● Task description
Go through the material below and copy each line where the word "name" appears.

● Data listing
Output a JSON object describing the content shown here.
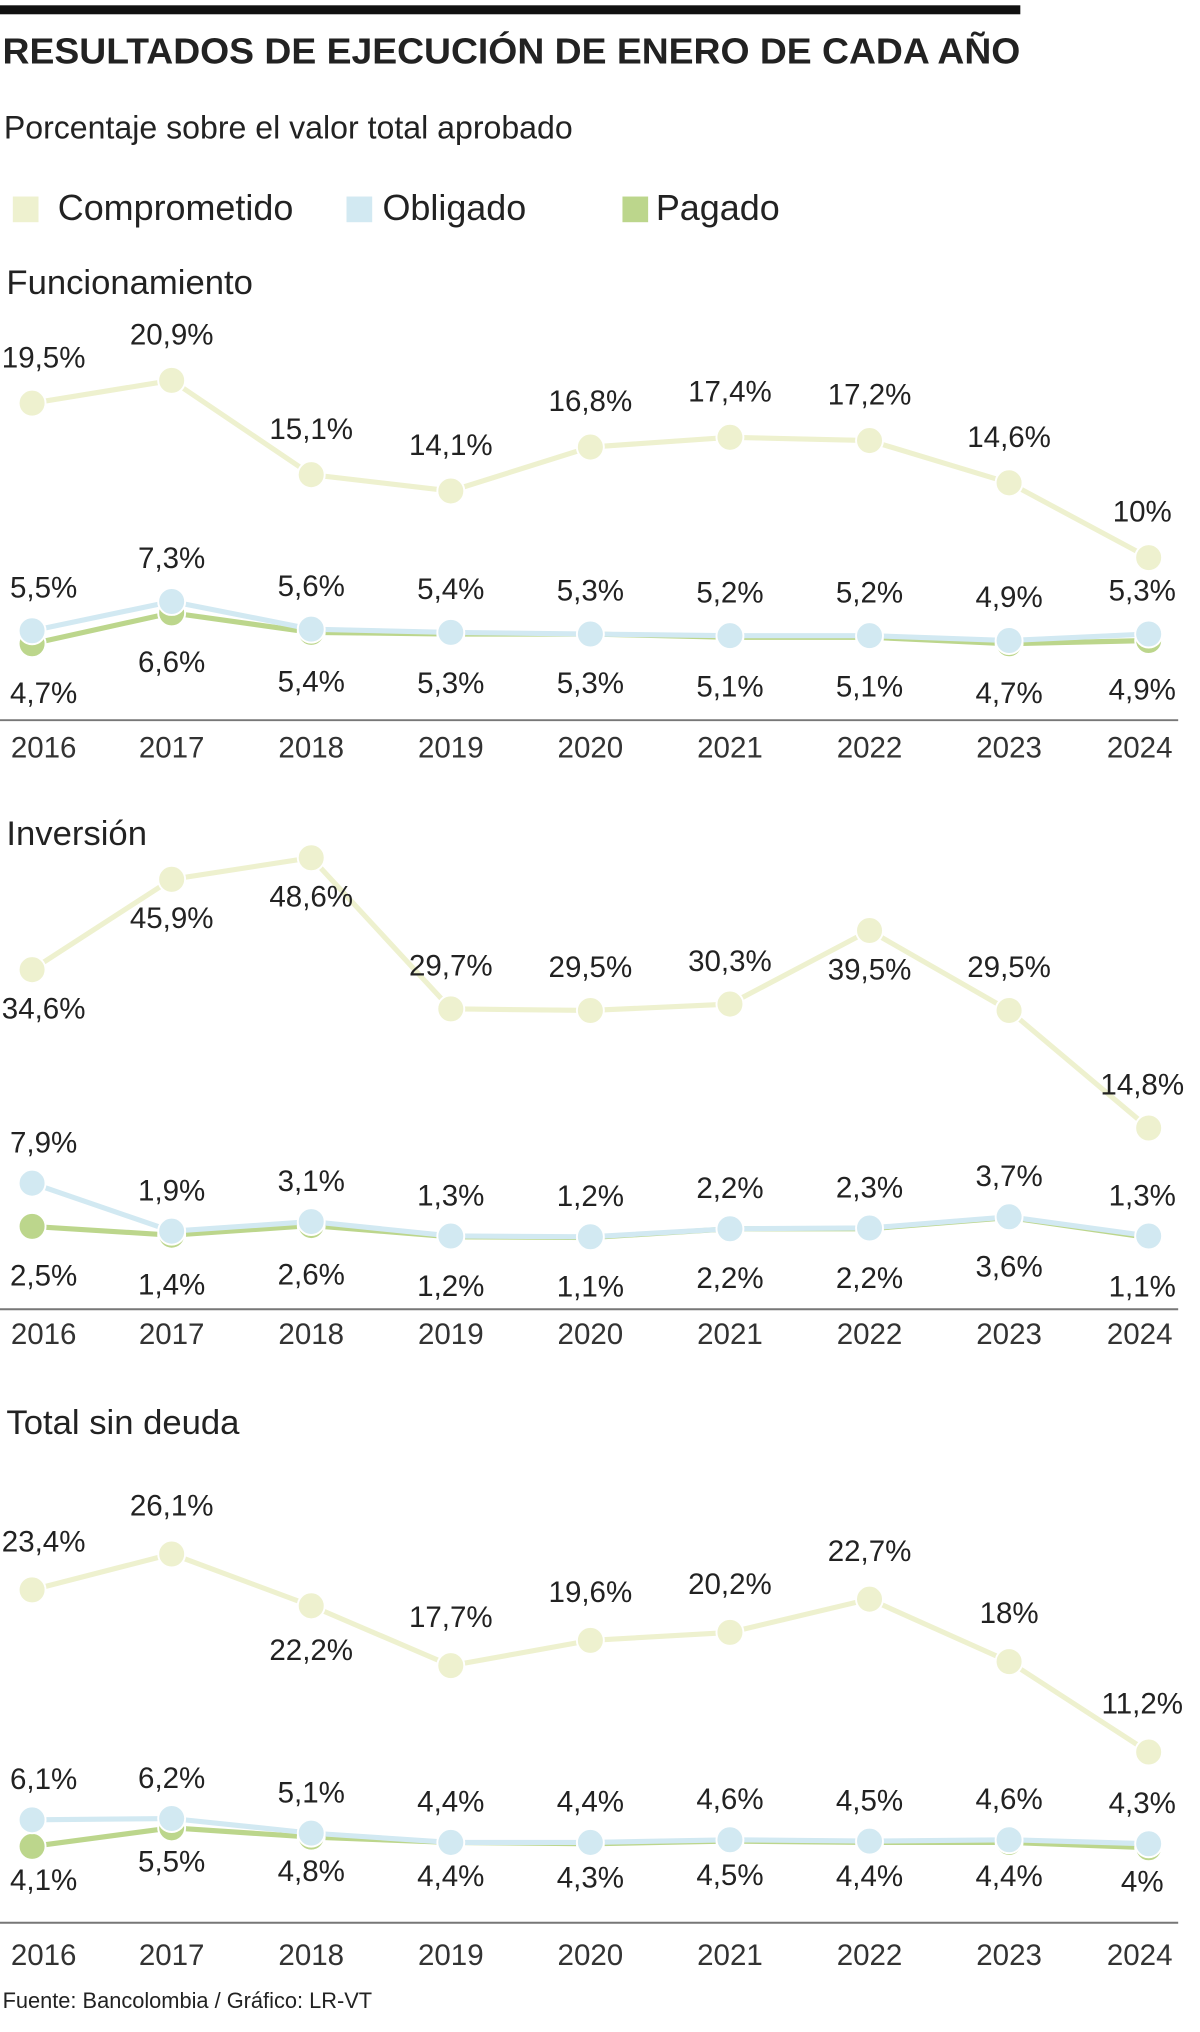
{
  "header": {
    "title": "RESULTADOS DE EJECUCIÓN DE ENERO DE CADA AÑO",
    "subtitle": "Porcentaje sobre el valor total aprobado"
  },
  "source": "Fuente: Bancolombia / Gráfico: LR-VT",
  "chart_data": [
    {
      "type": "line",
      "title": "Funcionamiento",
      "categories": [
        "2016",
        "2017",
        "2018",
        "2019",
        "2020",
        "2021",
        "2022",
        "2023",
        "2024"
      ],
      "ylim": [
        0,
        24
      ],
      "series": [
        {
          "name": "Comprometido",
          "color": "#eef1cf",
          "values": [
            19.5,
            20.9,
            15.1,
            14.1,
            16.8,
            17.4,
            17.2,
            14.6,
            10
          ],
          "value_labels": [
            "19,5%",
            "20,9%",
            "15,1%",
            "14,1%",
            "16,8%",
            "17,4%",
            "17,2%",
            "14,6%",
            "10%"
          ]
        },
        {
          "name": "Obligado",
          "color": "#d2e9f2",
          "values": [
            5.5,
            7.3,
            5.6,
            5.4,
            5.3,
            5.2,
            5.2,
            4.9,
            5.3
          ],
          "value_labels": [
            "5,5%",
            "7,3%",
            "5,6%",
            "5,4%",
            "5,3%",
            "5,2%",
            "5,2%",
            "4,9%",
            "5,3%"
          ]
        },
        {
          "name": "Pagado",
          "color": "#bcd68c",
          "values": [
            4.7,
            6.6,
            5.4,
            5.3,
            5.3,
            5.1,
            5.1,
            4.7,
            4.9
          ],
          "value_labels": [
            "4,7%",
            "6,6%",
            "5,4%",
            "5,3%",
            "5,3%",
            "5,1%",
            "5,1%",
            "4,7%",
            "4,9%"
          ]
        }
      ]
    },
    {
      "type": "line",
      "title": "Inversión",
      "categories": [
        "2016",
        "2017",
        "2018",
        "2019",
        "2020",
        "2021",
        "2022",
        "2023",
        "2024"
      ],
      "ylim": [
        0,
        52
      ],
      "series": [
        {
          "color": "#eef1cf",
          "values": [
            34.6,
            45.9,
            48.6,
            29.7,
            29.5,
            30.3,
            39.5,
            29.5,
            14.8
          ],
          "value_labels": [
            "34,6%",
            "45,9%",
            "48,6%",
            "29,7%",
            "29,5%",
            "30,3%",
            "39,5%",
            "29,5%",
            "14,8%"
          ]
        },
        {
          "color": "#d2e9f2",
          "values": [
            7.9,
            1.9,
            3.1,
            1.3,
            1.2,
            2.2,
            2.3,
            3.7,
            1.3
          ],
          "value_labels": [
            "7,9%",
            "1,9%",
            "3,1%",
            "1,3%",
            "1,2%",
            "2,2%",
            "2,3%",
            "3,7%",
            "1,3%"
          ]
        },
        {
          "color": "#bcd68c",
          "values": [
            2.5,
            1.4,
            2.6,
            1.2,
            1.1,
            2.2,
            2.2,
            3.6,
            1.1
          ],
          "value_labels": [
            "2,5%",
            "1,4%",
            "2,6%",
            "1,2%",
            "1,1%",
            "2,2%",
            "2,2%",
            "3,6%",
            "1,1%"
          ]
        }
      ]
    },
    {
      "type": "line",
      "title": "Total sin deuda",
      "categories": [
        "2016",
        "2017",
        "2018",
        "2019",
        "2020",
        "2021",
        "2022",
        "2023",
        "2024"
      ],
      "ylim": [
        0,
        28
      ],
      "series": [
        {
          "color": "#eef1cf",
          "values": [
            23.4,
            26.1,
            22.2,
            17.7,
            19.6,
            20.2,
            22.7,
            18,
            11.2
          ],
          "value_labels": [
            "23,4%",
            "26,1%",
            "22,2%",
            "17,7%",
            "19,6%",
            "20,2%",
            "22,7%",
            "18%",
            "11,2%"
          ]
        },
        {
          "color": "#d2e9f2",
          "values": [
            6.1,
            6.2,
            5.1,
            4.4,
            4.4,
            4.6,
            4.5,
            4.6,
            4.3
          ],
          "value_labels": [
            "6,1%",
            "6,2%",
            "5,1%",
            "4,4%",
            "4,4%",
            "4,6%",
            "4,5%",
            "4,6%",
            "4,3%"
          ]
        },
        {
          "color": "#bcd68c",
          "values": [
            4.1,
            5.5,
            4.8,
            4.4,
            4.3,
            4.5,
            4.4,
            4.4,
            4
          ],
          "value_labels": [
            "4,1%",
            "5,5%",
            "4,8%",
            "4,4%",
            "4,3%",
            "4,5%",
            "4,4%",
            "4,4%",
            "4%"
          ]
        }
      ]
    }
  ]
}
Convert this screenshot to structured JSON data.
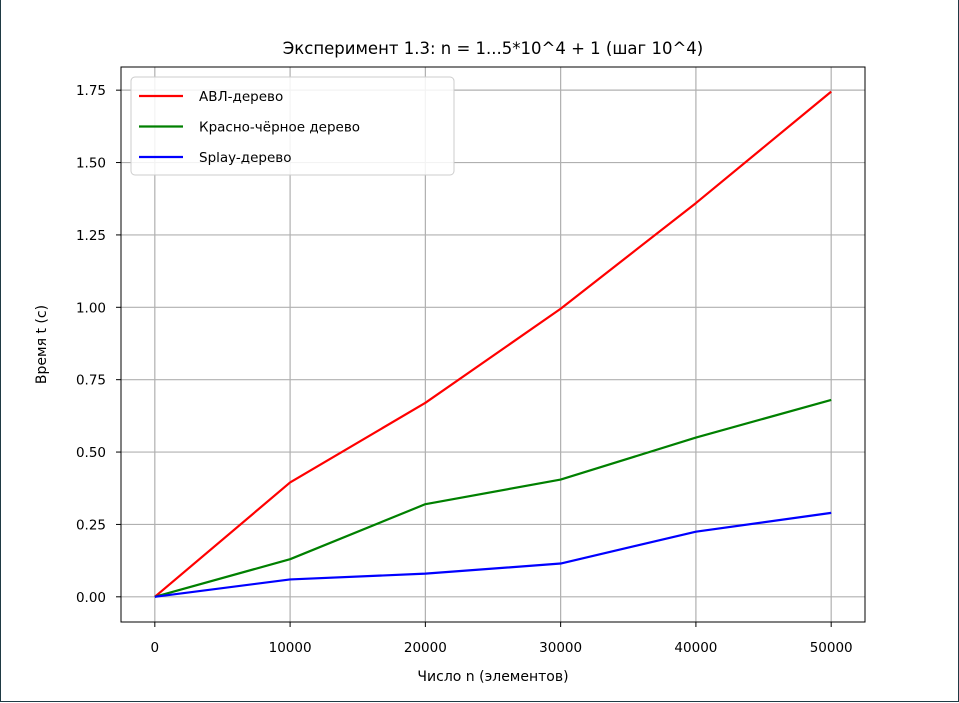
{
  "chart_data": {
    "type": "line",
    "title": "Эксперимент 1.3: n = 1...5*10^4 + 1 (шаг 10^4)",
    "xlabel": "Число n (элементов)",
    "ylabel": "Время t (с)",
    "x": [
      1,
      10001,
      20001,
      30001,
      40001,
      50001
    ],
    "xticks": [
      0,
      10000,
      20000,
      30000,
      40000,
      50000
    ],
    "xtick_labels": [
      "0",
      "10000",
      "20000",
      "30000",
      "40000",
      "50000"
    ],
    "yticks": [
      0,
      0.25,
      0.5,
      0.75,
      1.0,
      1.25,
      1.5,
      1.75
    ],
    "ytick_labels": [
      "0.00",
      "0.25",
      "0.50",
      "0.75",
      "1.00",
      "1.25",
      "1.50",
      "1.75"
    ],
    "xlim": [
      -2500,
      52500
    ],
    "ylim": [
      -0.087,
      1.83
    ],
    "grid": true,
    "legend_position": "upper-left",
    "series": [
      {
        "name": "АВЛ-дерево",
        "color": "#ff0000",
        "values": [
          0.0,
          0.395,
          0.67,
          0.995,
          1.36,
          1.745
        ]
      },
      {
        "name": "Красно-чёрное дерево",
        "color": "#008000",
        "values": [
          0.0,
          0.13,
          0.32,
          0.405,
          0.55,
          0.68
        ]
      },
      {
        "name": "Splay-дерево",
        "color": "#0000ff",
        "values": [
          0.0,
          0.06,
          0.08,
          0.115,
          0.225,
          0.29
        ]
      }
    ]
  }
}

● Reply to the task
          "name": "Comprometido",
          "name": "Obligado",
          "name": "Pagado",
        "name": "АВЛ-дерево",
        "name": "Красно-чёрное дерево",
        "name": "Splay-дерево",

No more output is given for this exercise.